— Start of SUPPLIED INFORMATION —
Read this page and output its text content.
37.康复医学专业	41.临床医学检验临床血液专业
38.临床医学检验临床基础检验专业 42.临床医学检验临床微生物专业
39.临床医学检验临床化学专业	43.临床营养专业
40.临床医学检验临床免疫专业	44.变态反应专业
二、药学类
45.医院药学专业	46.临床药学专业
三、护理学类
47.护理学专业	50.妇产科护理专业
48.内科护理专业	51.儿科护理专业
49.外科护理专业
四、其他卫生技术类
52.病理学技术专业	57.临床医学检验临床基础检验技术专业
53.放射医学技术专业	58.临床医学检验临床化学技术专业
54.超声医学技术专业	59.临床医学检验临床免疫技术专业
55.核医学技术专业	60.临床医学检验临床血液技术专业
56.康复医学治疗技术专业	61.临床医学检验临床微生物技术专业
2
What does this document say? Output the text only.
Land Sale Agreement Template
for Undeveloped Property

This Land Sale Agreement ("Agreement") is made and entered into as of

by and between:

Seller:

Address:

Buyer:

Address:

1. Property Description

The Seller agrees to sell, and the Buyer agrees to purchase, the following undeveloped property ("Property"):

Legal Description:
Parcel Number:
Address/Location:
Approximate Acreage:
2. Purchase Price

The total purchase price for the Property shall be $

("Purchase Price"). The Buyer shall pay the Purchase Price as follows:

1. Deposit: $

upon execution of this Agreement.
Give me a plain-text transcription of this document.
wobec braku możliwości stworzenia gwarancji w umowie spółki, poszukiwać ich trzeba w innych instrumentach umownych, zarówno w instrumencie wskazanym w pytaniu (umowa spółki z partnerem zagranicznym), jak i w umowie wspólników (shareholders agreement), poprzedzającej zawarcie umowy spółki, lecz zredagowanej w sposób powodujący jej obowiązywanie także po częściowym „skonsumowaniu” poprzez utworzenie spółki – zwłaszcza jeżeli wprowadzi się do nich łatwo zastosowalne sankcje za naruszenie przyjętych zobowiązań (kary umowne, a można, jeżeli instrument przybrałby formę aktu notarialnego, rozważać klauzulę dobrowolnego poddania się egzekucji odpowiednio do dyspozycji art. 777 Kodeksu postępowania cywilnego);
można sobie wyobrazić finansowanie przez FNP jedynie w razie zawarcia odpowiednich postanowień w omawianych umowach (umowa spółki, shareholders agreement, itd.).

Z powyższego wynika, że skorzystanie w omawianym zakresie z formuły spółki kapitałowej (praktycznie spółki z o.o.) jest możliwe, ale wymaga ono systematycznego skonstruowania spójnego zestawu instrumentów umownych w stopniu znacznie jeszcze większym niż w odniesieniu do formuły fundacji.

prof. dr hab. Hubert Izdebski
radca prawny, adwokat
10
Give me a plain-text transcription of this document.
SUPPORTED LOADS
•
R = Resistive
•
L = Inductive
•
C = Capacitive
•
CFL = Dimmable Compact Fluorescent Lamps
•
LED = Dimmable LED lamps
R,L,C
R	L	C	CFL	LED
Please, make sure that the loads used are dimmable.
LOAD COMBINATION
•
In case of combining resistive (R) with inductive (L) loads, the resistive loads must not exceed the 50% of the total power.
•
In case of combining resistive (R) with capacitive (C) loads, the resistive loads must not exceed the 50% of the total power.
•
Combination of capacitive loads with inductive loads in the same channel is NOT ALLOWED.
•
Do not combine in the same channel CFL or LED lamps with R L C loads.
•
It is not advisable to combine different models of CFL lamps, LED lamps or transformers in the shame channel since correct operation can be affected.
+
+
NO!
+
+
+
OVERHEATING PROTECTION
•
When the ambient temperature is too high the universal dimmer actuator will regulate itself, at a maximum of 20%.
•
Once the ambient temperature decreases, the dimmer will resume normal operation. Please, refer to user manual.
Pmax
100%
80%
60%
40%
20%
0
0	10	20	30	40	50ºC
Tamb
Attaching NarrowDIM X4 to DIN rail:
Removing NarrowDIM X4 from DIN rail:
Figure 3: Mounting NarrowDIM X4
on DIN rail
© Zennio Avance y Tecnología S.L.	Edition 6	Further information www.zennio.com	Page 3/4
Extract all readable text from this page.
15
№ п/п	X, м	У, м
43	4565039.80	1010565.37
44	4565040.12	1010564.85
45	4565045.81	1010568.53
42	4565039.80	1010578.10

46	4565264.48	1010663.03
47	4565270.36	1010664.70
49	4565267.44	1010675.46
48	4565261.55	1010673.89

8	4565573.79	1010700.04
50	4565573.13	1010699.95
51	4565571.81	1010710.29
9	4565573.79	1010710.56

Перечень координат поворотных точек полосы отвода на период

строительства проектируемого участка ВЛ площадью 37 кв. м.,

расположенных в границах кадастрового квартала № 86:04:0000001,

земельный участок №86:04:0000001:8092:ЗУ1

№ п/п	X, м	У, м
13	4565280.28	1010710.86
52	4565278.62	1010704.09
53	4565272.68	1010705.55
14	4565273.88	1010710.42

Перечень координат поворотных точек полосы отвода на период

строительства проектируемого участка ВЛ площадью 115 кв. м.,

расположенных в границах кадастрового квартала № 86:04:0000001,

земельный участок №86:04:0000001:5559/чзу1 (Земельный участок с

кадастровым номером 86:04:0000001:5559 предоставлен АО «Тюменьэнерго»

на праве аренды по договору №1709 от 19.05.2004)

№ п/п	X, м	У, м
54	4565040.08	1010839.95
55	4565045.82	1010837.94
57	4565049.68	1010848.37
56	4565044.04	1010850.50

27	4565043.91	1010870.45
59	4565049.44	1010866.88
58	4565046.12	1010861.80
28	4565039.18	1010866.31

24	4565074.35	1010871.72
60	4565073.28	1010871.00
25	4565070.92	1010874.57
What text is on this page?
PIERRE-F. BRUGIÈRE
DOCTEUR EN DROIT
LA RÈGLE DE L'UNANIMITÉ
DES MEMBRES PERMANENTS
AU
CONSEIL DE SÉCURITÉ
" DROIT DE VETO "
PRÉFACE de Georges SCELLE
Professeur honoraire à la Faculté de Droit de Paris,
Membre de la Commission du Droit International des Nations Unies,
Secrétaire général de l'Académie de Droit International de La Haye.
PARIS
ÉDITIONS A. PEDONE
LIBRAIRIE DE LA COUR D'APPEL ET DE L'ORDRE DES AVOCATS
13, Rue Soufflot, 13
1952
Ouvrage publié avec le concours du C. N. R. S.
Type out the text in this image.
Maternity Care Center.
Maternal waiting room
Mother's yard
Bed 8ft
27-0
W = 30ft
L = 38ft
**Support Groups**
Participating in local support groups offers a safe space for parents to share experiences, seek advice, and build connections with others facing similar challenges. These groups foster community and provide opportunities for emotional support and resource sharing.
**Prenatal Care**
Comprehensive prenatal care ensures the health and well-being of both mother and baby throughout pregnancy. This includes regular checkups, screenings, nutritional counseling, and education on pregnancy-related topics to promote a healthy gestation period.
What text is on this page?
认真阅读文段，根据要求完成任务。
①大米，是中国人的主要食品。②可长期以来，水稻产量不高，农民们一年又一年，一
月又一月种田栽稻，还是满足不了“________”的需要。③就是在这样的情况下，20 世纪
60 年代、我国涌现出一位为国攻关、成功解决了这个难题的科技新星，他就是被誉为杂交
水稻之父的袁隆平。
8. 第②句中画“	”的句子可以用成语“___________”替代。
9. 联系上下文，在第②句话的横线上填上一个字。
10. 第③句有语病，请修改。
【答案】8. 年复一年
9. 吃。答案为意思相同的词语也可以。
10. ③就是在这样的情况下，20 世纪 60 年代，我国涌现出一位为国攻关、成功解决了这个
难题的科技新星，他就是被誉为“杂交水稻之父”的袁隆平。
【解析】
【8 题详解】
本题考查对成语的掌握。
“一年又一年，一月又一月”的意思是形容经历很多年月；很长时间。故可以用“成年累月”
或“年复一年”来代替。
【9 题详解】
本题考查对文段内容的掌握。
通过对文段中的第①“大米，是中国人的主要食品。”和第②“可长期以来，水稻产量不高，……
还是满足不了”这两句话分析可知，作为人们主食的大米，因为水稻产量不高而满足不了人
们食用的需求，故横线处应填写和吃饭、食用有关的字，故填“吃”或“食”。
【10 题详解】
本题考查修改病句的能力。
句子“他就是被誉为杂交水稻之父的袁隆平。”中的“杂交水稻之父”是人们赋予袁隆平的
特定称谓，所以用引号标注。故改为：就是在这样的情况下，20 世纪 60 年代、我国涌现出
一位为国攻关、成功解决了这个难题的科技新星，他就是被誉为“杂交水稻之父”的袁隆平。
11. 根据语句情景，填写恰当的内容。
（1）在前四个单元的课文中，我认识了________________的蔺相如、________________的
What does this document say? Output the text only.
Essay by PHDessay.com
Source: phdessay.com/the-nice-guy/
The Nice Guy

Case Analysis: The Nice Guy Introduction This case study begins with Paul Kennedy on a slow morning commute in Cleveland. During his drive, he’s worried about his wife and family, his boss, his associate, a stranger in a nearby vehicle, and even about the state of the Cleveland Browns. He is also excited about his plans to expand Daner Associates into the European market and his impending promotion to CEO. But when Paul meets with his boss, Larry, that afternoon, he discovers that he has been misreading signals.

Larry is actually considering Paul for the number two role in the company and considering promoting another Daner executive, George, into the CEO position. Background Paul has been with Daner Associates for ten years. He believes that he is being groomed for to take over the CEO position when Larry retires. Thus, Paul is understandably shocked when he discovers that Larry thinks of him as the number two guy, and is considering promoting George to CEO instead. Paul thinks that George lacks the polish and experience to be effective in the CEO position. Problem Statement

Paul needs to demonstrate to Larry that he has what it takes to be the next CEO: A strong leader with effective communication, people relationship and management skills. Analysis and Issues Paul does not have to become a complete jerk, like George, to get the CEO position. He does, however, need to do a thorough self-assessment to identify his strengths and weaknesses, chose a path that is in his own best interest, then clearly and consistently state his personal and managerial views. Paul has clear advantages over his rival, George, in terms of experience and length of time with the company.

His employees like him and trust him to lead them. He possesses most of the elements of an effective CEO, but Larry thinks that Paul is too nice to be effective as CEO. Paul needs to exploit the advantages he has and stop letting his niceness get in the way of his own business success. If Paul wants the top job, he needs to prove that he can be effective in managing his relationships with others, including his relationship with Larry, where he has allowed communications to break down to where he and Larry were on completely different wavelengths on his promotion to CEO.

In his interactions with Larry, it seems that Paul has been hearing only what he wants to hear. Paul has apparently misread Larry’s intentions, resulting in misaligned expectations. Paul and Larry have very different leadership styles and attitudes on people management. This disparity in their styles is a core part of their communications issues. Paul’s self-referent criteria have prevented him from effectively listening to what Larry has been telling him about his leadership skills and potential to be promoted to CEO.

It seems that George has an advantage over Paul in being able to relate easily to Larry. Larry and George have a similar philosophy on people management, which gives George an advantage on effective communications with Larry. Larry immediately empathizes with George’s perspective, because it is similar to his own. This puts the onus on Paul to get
— End of SUPPLIED INFORMATION —
[PROBLEM TO SOLVE]
List every line in the records above that contains the word "dimmer".

[EXERCISE RESULT]
When the ambient temperature is too high the universal dimmer actuator will regulate itself, at a maximum of 20%.
Once the ambient temperature decreases, the dimmer will resume normal operation. Please, refer to user manual.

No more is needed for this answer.